_WHAT YOU NEED TO DO_
Without the images, print all the entries below exactly as given.

_TASK DATA_

BEGIN

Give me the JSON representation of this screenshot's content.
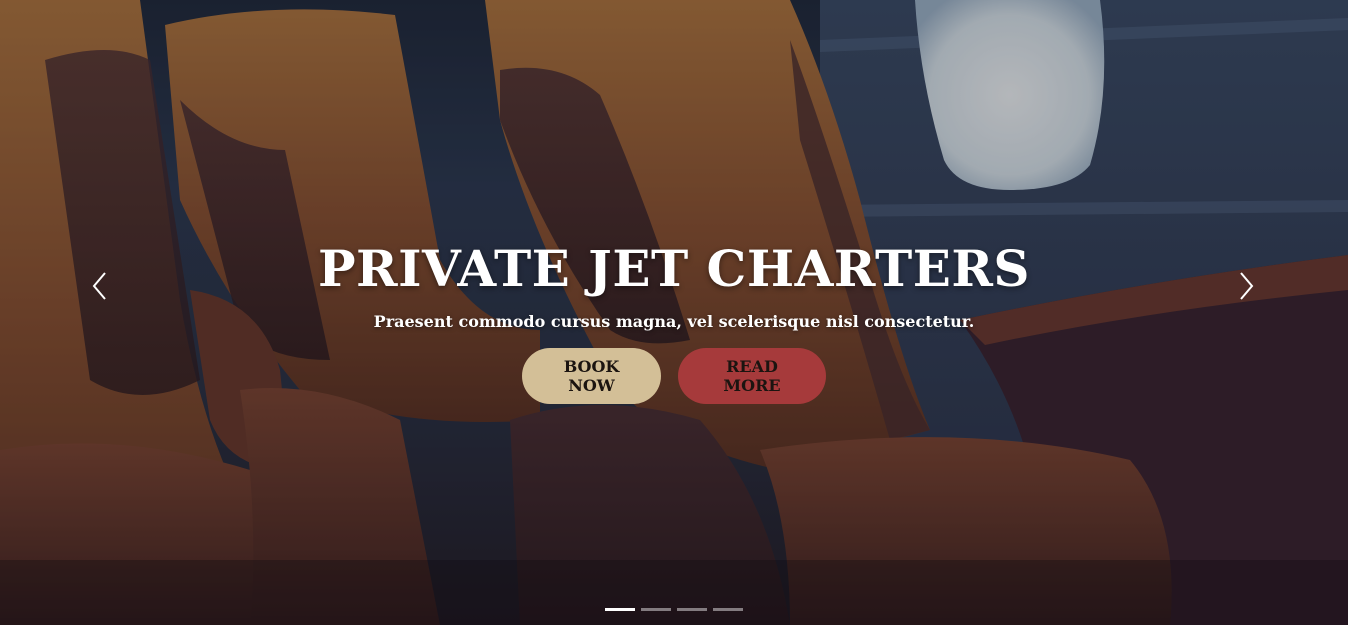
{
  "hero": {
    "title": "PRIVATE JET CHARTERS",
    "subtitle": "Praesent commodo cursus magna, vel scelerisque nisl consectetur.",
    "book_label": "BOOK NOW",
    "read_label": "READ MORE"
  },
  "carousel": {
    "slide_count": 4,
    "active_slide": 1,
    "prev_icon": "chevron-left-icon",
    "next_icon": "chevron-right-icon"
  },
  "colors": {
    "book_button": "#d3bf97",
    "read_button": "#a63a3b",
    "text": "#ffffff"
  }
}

END

_WORKED SOLUTION_
Give me the JSON representation of this screenshot's content.
{
  "hero": {
    "title": "PRIVATE JET CHARTERS",
    "subtitle": "Praesent commodo cursus magna, vel scelerisque nisl consectetur.",
    "book_label": "BOOK NOW",
    "read_label": "READ MORE"
  },
  "carousel": {
    "slide_count": 4,
    "active_slide": 1,
    "prev_icon": "chevron-left-icon",
    "next_icon": "chevron-right-icon"
  },
  "colors": {
    "book_button": "#d3bf97",
    "read_button": "#a63a3b",
    "text": "#ffffff"
  }
}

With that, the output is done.